▸ EXERCISE AIM:
Copy each line in which the string "every" occurs.

* * * * * * *

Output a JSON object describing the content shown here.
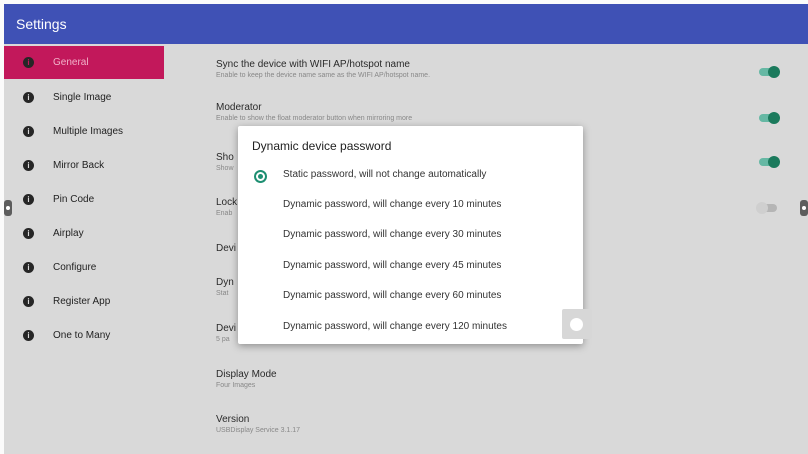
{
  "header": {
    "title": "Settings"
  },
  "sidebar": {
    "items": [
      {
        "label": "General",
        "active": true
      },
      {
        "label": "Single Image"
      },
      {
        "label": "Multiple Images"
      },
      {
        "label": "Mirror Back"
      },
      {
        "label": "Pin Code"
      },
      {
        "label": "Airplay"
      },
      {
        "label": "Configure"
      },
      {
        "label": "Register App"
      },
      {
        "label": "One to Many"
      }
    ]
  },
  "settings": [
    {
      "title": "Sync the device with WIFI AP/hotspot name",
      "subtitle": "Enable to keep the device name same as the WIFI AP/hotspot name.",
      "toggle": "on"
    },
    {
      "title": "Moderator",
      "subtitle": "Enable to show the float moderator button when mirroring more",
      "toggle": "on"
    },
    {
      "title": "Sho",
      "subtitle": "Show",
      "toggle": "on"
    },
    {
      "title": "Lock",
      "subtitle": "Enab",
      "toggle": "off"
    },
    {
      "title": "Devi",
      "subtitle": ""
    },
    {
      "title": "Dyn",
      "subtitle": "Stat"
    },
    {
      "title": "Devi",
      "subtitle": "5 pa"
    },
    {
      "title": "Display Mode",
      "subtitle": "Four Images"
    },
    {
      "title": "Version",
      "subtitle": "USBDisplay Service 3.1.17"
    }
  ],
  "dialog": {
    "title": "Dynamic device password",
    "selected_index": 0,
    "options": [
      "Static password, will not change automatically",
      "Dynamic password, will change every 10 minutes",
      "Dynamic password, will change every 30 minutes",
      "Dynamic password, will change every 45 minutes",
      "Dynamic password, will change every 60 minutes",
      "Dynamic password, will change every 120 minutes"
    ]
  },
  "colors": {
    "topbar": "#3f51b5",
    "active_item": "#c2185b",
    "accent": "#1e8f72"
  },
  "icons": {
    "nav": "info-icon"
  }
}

* * * * * * *

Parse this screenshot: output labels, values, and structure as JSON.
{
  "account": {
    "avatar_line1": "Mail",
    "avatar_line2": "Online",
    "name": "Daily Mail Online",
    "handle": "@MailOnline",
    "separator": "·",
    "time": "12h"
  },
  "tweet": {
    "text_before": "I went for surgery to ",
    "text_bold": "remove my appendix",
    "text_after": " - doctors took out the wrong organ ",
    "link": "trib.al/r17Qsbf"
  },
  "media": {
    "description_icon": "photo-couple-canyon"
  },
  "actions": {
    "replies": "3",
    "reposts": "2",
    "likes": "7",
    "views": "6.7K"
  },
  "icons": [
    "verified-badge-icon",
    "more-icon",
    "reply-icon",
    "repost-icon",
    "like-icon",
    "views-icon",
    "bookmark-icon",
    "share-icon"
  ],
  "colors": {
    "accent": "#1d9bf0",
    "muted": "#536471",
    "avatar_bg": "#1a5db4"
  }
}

* * * * * * *

▸ COMPLETED EXERCISE:
      "Dynamic password, will change every 10 minutes",
      "Dynamic password, will change every 30 minutes",
      "Dynamic password, will change every 45 minutes",
      "Dynamic password, will change every 60 minutes",
      "Dynamic password, will change every 120 minutes"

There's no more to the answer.